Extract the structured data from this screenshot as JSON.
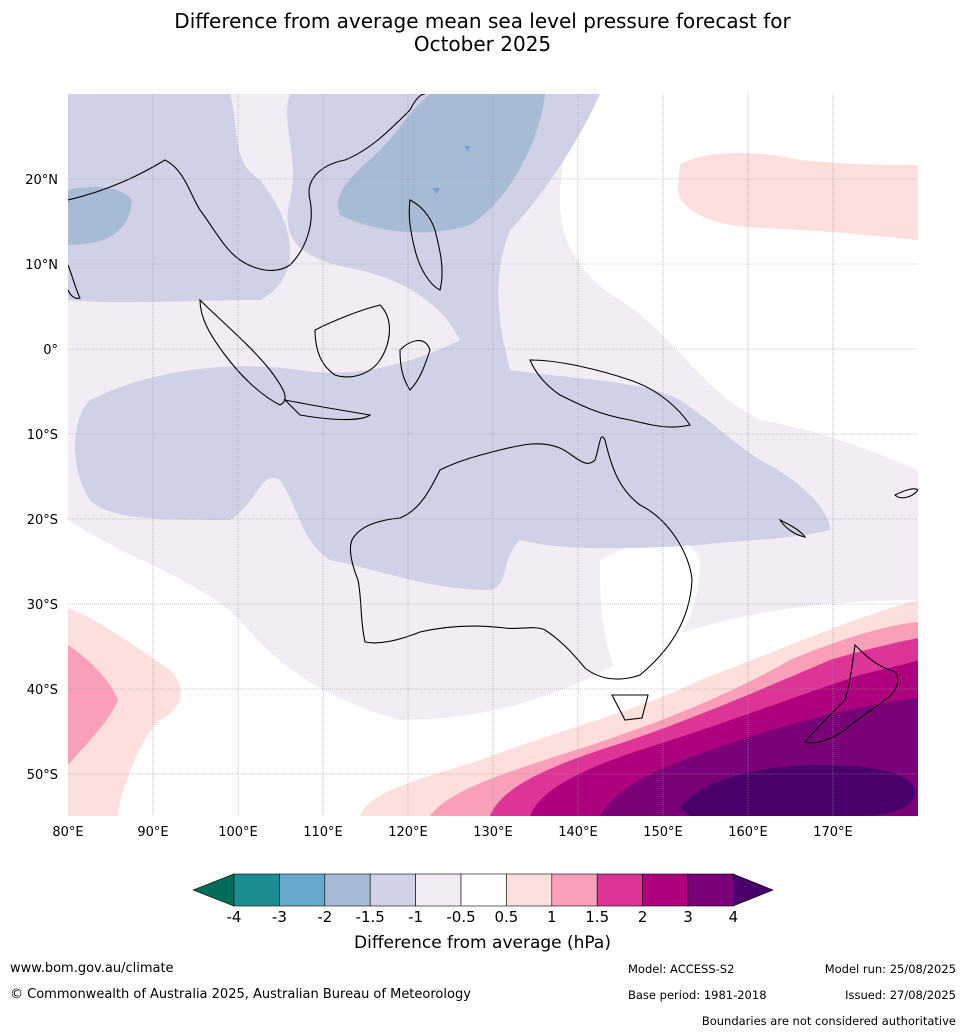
{
  "title_line1": "Difference from average mean sea level pressure forecast for",
  "title_line2": "October 2025",
  "map": {
    "lat_labels": [
      "20°N",
      "10°N",
      "0°",
      "10°S",
      "20°S",
      "30°S",
      "40°S",
      "50°S"
    ],
    "lon_labels": [
      "80°E",
      "90°E",
      "100°E",
      "110°E",
      "120°E",
      "130°E",
      "140°E",
      "150°E",
      "160°E",
      "170°E"
    ],
    "lon_range": [
      80,
      180
    ],
    "lat_range": [
      -55,
      30
    ]
  },
  "colorbar": {
    "label": "Difference from average (hPa)",
    "ticks": [
      "-4",
      "-3",
      "-2",
      "-1.5",
      "-1",
      "-0.5",
      "0.5",
      "1",
      "1.5",
      "2",
      "3",
      "4"
    ],
    "colors": [
      "#1b8e93",
      "#67a9cf",
      "#a7bbd6",
      "#d0d1e6",
      "#f2ecf5",
      "#ffffff",
      "#fddfde",
      "#f99fb9",
      "#dd3497",
      "#ae017e",
      "#7a0177"
    ],
    "extend_low_color": "#016c59",
    "extend_high_color": "#49006a"
  },
  "footer": {
    "website": "www.bom.gov.au/climate",
    "copyright": "© Commonwealth of Australia 2025, Australian Bureau of Meteorology",
    "model": "Model: ACCESS-S2",
    "base_period": "Base period: 1981-2018",
    "model_run": "Model run: 25/08/2025",
    "issued": "Issued: 27/08/2025",
    "disclaimer": "Boundaries are not considered authoritative"
  }
}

- _Challenge_:
Using the records above, retype everything exactly except the pictures.

- _Answer to this exercise_:
Extract the structured data from this screenshot as JSON.
{
  "title_line1": "Difference from average mean sea level pressure forecast for",
  "title_line2": "October 2025",
  "map": {
    "lat_labels": [
      "20°N",
      "10°N",
      "0°",
      "10°S",
      "20°S",
      "30°S",
      "40°S",
      "50°S"
    ],
    "lon_labels": [
      "80°E",
      "90°E",
      "100°E",
      "110°E",
      "120°E",
      "130°E",
      "140°E",
      "150°E",
      "160°E",
      "170°E"
    ],
    "lon_range": [
      80,
      180
    ],
    "lat_range": [
      -55,
      30
    ]
  },
  "colorbar": {
    "label": "Difference from average (hPa)",
    "ticks": [
      "-4",
      "-3",
      "-2",
      "-1.5",
      "-1",
      "-0.5",
      "0.5",
      "1",
      "1.5",
      "2",
      "3",
      "4"
    ],
    "colors": [
      "#1b8e93",
      "#67a9cf",
      "#a7bbd6",
      "#d0d1e6",
      "#f2ecf5",
      "#ffffff",
      "#fddfde",
      "#f99fb9",
      "#dd3497",
      "#ae017e",
      "#7a0177"
    ],
    "extend_low_color": "#016c59",
    "extend_high_color": "#49006a"
  },
  "footer": {
    "website": "www.bom.gov.au/climate",
    "copyright": "© Commonwealth of Australia 2025, Australian Bureau of Meteorology",
    "model": "Model: ACCESS-S2",
    "base_period": "Base period: 1981-2018",
    "model_run": "Model run: 25/08/2025",
    "issued": "Issued: 27/08/2025",
    "disclaimer": "Boundaries are not considered authoritative"
  }
}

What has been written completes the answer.